» **Task prompt**
Determine the number of lines holding the word "connections"; answer with that number only.

= = = = =

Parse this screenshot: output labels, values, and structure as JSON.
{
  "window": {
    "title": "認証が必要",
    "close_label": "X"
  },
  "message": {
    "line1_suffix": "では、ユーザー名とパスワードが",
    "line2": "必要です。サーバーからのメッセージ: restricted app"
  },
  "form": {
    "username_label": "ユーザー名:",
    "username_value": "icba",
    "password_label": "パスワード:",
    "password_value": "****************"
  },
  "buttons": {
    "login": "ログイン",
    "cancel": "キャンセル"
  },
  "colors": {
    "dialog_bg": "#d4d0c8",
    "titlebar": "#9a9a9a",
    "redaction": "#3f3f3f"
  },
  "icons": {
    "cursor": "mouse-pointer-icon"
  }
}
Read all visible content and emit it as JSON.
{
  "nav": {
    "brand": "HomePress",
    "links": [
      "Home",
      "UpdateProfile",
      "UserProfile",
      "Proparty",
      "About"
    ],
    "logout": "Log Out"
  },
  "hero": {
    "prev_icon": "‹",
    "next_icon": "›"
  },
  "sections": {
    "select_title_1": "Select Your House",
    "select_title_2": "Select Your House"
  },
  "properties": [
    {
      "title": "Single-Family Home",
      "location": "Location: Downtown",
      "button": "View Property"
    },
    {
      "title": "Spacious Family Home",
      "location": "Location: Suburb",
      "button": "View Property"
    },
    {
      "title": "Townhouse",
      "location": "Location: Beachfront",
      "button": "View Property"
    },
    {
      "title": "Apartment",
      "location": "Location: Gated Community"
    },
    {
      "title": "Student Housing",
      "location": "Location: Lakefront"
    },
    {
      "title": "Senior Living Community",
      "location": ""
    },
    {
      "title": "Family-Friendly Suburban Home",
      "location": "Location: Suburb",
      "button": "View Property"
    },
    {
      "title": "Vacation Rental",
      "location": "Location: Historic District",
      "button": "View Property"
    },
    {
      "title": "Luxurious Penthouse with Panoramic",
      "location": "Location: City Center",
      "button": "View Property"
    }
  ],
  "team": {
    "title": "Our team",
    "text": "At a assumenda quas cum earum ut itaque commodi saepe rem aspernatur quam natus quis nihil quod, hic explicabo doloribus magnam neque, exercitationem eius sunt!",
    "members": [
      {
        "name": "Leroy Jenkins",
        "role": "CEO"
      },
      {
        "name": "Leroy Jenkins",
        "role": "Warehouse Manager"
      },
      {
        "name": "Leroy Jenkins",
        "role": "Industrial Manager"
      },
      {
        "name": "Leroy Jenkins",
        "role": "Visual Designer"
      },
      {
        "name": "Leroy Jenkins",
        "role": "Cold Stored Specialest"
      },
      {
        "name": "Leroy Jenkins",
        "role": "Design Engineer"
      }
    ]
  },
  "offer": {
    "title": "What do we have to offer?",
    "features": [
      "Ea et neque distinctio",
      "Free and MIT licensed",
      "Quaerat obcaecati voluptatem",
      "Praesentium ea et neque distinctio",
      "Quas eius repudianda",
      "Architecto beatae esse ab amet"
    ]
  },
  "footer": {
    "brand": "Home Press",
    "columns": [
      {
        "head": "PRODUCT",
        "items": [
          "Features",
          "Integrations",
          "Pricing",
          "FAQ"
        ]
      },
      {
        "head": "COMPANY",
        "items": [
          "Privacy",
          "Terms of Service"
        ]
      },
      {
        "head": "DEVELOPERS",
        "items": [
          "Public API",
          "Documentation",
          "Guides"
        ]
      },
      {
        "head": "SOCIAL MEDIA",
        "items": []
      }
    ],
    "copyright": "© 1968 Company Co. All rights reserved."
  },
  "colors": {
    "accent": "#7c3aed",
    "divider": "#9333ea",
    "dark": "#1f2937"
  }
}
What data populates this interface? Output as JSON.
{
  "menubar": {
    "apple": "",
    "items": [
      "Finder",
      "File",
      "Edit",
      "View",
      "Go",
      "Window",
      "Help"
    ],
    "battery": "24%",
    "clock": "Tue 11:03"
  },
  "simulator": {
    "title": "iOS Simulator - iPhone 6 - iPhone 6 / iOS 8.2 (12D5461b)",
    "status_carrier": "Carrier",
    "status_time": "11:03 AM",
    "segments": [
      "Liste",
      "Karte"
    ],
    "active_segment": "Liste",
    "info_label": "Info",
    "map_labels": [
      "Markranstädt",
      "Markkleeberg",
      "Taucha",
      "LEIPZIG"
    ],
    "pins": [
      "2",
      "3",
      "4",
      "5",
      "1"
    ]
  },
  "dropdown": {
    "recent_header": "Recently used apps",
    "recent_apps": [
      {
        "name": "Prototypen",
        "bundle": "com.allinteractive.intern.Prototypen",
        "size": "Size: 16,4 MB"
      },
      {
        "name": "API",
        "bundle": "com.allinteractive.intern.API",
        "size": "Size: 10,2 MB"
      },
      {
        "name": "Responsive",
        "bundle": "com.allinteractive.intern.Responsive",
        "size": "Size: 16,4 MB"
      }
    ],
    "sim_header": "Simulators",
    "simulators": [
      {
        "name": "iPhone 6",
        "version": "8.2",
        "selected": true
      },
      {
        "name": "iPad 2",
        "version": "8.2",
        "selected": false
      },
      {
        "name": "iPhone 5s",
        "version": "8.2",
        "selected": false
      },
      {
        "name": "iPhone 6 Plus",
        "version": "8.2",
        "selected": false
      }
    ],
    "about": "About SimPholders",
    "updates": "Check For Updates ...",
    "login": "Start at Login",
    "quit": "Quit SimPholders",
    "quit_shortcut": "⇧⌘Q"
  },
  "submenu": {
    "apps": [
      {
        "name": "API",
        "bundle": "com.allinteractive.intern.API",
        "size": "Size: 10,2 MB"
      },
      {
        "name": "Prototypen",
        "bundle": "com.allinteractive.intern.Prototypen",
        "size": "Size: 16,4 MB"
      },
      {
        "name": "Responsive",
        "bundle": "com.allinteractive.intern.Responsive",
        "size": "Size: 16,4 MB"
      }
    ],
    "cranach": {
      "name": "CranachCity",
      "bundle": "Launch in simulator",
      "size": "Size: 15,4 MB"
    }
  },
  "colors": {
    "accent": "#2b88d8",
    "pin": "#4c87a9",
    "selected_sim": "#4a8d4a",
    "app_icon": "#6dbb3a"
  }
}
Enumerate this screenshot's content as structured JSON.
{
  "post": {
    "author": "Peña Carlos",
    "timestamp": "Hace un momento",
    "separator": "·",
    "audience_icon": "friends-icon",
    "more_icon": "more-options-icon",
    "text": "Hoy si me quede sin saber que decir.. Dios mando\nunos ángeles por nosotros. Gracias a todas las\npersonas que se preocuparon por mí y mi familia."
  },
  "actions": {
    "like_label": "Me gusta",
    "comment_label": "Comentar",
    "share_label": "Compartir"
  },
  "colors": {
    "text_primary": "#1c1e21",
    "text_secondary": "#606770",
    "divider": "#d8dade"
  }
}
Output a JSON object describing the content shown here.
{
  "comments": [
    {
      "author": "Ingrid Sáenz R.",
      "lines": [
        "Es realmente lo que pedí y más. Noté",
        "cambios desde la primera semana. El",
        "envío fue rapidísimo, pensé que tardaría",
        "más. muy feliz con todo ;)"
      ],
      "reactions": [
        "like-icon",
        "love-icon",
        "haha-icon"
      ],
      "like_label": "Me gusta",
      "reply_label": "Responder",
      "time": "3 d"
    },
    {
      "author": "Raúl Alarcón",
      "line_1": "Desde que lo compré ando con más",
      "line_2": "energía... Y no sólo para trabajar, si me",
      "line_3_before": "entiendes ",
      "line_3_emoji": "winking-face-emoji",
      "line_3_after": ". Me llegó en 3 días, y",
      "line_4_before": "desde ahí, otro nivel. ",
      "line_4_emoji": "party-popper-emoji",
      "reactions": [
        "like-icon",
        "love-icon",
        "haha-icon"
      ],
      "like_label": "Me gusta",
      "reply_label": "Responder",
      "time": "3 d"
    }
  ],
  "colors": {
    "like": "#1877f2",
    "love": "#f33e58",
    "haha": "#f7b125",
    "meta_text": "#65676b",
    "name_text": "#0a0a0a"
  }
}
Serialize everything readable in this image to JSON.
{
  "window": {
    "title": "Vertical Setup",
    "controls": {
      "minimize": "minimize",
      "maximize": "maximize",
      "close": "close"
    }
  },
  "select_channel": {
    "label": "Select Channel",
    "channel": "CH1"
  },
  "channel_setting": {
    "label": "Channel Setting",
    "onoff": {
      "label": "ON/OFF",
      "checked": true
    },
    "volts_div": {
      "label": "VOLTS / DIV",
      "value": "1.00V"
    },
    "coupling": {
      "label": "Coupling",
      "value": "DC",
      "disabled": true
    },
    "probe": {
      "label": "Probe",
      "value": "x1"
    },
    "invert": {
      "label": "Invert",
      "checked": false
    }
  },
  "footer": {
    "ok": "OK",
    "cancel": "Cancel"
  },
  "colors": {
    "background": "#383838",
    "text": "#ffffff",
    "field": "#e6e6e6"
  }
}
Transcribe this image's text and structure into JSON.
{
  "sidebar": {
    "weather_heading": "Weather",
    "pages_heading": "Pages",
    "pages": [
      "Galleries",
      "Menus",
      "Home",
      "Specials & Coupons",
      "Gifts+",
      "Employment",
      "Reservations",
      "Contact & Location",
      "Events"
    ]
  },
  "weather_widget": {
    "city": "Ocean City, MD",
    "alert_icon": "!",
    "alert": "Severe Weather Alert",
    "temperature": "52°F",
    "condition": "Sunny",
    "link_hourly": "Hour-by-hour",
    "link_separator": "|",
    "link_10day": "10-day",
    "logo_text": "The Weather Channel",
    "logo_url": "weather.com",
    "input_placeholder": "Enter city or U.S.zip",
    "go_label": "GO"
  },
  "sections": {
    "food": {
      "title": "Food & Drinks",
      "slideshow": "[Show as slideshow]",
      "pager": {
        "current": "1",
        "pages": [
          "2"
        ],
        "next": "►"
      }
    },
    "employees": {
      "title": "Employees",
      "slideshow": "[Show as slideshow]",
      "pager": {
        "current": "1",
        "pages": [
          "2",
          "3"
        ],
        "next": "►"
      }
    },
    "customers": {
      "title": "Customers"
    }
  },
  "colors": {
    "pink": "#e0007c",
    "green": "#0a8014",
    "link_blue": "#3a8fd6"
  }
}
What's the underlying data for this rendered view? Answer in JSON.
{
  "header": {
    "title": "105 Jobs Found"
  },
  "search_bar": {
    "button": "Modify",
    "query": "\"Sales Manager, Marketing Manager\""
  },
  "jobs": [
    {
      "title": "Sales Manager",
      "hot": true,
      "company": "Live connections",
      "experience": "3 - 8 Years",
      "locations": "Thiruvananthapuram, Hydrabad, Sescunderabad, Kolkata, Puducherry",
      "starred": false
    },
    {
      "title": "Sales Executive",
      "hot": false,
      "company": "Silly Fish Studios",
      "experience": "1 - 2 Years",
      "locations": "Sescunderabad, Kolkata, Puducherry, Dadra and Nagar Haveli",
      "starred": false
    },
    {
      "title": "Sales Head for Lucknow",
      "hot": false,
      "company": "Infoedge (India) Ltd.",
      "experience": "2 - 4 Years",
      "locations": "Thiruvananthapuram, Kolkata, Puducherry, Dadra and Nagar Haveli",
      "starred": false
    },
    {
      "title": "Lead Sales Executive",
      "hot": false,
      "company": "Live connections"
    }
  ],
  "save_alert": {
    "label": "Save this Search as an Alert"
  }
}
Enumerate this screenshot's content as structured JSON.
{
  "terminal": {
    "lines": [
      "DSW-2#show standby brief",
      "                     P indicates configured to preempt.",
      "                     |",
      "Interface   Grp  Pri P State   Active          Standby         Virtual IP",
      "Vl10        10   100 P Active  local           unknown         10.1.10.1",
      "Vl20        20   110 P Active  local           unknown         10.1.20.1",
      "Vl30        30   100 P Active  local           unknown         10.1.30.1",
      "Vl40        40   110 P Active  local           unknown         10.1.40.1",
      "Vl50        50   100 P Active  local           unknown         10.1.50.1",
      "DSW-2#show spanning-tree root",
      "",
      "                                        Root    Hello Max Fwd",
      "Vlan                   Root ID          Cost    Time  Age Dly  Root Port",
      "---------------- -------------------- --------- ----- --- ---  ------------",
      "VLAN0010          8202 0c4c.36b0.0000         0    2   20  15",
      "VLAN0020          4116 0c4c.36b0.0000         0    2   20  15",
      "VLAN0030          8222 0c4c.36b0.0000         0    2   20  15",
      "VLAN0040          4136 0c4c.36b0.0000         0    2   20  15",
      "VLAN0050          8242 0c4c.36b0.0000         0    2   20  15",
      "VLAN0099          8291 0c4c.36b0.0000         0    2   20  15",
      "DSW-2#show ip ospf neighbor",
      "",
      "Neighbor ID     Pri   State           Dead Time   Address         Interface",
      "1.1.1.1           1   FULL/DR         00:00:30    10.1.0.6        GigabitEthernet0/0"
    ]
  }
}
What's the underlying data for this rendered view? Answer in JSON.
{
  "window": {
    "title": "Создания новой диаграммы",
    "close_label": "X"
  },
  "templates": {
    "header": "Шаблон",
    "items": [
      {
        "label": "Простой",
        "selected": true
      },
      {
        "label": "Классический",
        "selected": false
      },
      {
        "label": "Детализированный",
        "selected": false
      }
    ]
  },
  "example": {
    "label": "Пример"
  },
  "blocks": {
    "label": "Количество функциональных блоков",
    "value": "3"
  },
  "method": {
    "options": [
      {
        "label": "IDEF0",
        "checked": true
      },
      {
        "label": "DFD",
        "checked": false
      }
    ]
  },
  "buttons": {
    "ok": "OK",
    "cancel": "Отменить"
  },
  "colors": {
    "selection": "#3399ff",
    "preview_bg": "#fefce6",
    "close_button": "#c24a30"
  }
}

= = = = =

» **The response**
2